*TEXT PASSAGE*
--
Gangwon province in the northeast portion of the Republic of Korea (ROK) has an immense amount of natural beauty and resources, and is a major source of clean drinking water for Seoul, the country’s capital city. Mountainous and sparsely populated, tourism and agriculture are the mainstays of the economy. Although this has benefited Gangwon greatly, the lack of industrial infrastructure and its geographical location and environmental features make it susceptible to damage from typhoons, heavy rain and snow, landslides, and natural disasters. Looking for a way to turn these challenges into opportunities, in 2005 the Gangwon Embedded Software Cooperative Research Center (GEMS-CRC) developed a unique warning system that would help minimize the damage caused by extreme weather and natural disasters.
Established in 2004, GEMS-CRC is an affiliate research center of Gangneung-Wonju National University (GWN) in Gangwon province, and is part of the University’s information technology (IT) Cooperative Research Center Establishment Support project. The goal of this project is twofold. First, it is to support local IT research and development (R&D) centers in six provinces of the ROK by providing assistance to promote the development of their IT industries through the commercialization of new technologies. Second, it is to promote the balanced development of the IT industry in the ROK, which is dominated by companies and organizations centered in major metropolitan areas such as Seoul.
--
*Annotated region listings*
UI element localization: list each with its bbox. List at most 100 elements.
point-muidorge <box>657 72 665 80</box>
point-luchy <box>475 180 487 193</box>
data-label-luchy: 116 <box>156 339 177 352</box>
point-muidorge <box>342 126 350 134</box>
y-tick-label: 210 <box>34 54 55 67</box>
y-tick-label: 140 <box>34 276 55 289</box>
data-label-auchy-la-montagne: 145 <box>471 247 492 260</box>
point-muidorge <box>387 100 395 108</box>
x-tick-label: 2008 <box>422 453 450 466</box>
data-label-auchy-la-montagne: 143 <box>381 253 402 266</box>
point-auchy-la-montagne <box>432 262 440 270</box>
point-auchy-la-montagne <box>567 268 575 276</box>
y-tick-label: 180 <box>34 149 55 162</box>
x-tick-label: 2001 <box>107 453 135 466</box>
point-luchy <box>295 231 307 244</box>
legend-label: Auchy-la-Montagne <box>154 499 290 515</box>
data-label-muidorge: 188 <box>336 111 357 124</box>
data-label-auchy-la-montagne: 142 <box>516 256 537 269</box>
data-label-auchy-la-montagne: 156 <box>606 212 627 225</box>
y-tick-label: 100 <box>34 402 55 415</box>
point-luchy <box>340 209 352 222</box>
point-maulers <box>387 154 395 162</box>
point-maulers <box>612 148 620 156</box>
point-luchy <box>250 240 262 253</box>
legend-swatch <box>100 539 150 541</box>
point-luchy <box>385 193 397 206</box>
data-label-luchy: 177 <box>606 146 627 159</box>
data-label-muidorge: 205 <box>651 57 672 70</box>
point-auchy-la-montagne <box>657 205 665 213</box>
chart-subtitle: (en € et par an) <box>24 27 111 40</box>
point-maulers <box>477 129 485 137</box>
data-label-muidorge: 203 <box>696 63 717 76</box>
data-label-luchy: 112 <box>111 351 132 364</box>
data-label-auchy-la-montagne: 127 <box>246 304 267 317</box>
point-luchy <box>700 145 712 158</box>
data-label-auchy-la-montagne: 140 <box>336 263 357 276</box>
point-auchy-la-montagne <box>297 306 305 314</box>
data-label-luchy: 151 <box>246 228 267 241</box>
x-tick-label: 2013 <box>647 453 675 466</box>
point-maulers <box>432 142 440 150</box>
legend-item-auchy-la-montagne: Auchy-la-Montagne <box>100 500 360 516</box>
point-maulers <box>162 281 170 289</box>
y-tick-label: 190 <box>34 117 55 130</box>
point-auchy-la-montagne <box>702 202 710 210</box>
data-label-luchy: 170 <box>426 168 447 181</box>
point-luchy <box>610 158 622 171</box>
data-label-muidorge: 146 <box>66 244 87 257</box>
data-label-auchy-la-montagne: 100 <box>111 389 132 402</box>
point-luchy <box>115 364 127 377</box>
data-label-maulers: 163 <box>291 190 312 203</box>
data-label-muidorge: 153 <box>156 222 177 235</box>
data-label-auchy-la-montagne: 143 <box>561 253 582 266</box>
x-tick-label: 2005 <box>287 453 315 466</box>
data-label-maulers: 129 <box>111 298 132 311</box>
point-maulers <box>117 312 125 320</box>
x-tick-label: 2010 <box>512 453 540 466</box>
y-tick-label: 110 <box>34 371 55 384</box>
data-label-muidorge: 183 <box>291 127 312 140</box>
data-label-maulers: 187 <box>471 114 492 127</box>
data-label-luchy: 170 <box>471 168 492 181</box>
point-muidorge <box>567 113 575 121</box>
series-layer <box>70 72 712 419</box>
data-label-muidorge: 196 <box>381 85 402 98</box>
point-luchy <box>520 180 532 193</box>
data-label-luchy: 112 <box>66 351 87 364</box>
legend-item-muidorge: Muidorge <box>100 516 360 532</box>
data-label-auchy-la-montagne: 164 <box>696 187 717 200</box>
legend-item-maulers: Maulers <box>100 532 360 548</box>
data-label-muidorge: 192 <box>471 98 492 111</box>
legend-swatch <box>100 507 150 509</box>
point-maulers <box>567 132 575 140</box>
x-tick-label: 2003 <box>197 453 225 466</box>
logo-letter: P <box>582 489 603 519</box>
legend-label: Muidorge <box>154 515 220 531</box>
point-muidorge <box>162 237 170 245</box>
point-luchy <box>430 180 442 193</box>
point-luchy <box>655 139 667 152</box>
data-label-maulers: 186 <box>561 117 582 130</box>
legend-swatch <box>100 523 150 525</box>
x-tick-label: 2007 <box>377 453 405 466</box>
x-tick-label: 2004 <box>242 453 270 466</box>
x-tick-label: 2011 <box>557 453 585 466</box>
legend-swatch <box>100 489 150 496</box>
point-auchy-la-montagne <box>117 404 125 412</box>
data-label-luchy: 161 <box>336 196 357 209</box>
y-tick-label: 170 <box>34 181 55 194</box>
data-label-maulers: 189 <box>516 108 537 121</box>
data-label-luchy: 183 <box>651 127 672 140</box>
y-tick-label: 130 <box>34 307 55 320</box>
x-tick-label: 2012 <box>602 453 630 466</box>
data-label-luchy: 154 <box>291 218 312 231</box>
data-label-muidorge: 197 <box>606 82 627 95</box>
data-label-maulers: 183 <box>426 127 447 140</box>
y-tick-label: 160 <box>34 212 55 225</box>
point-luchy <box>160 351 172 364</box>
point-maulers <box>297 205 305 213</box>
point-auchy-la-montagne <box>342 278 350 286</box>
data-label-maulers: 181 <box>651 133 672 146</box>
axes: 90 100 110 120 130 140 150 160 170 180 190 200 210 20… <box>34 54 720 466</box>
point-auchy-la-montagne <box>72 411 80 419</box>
--
Answer these questions using the Gangwon passage:
(a) What two sectors are named as the mainstays of Gangwon's economy?
(b) In what year was GEMS-CRC established?
(c) Which university is GEMS-CRC an affiliate research center of?
This material comes from a different source than the text.

(a) Tourism and agriculture
(b) 2004
(c) Gangneung-Wonju National University (GWN)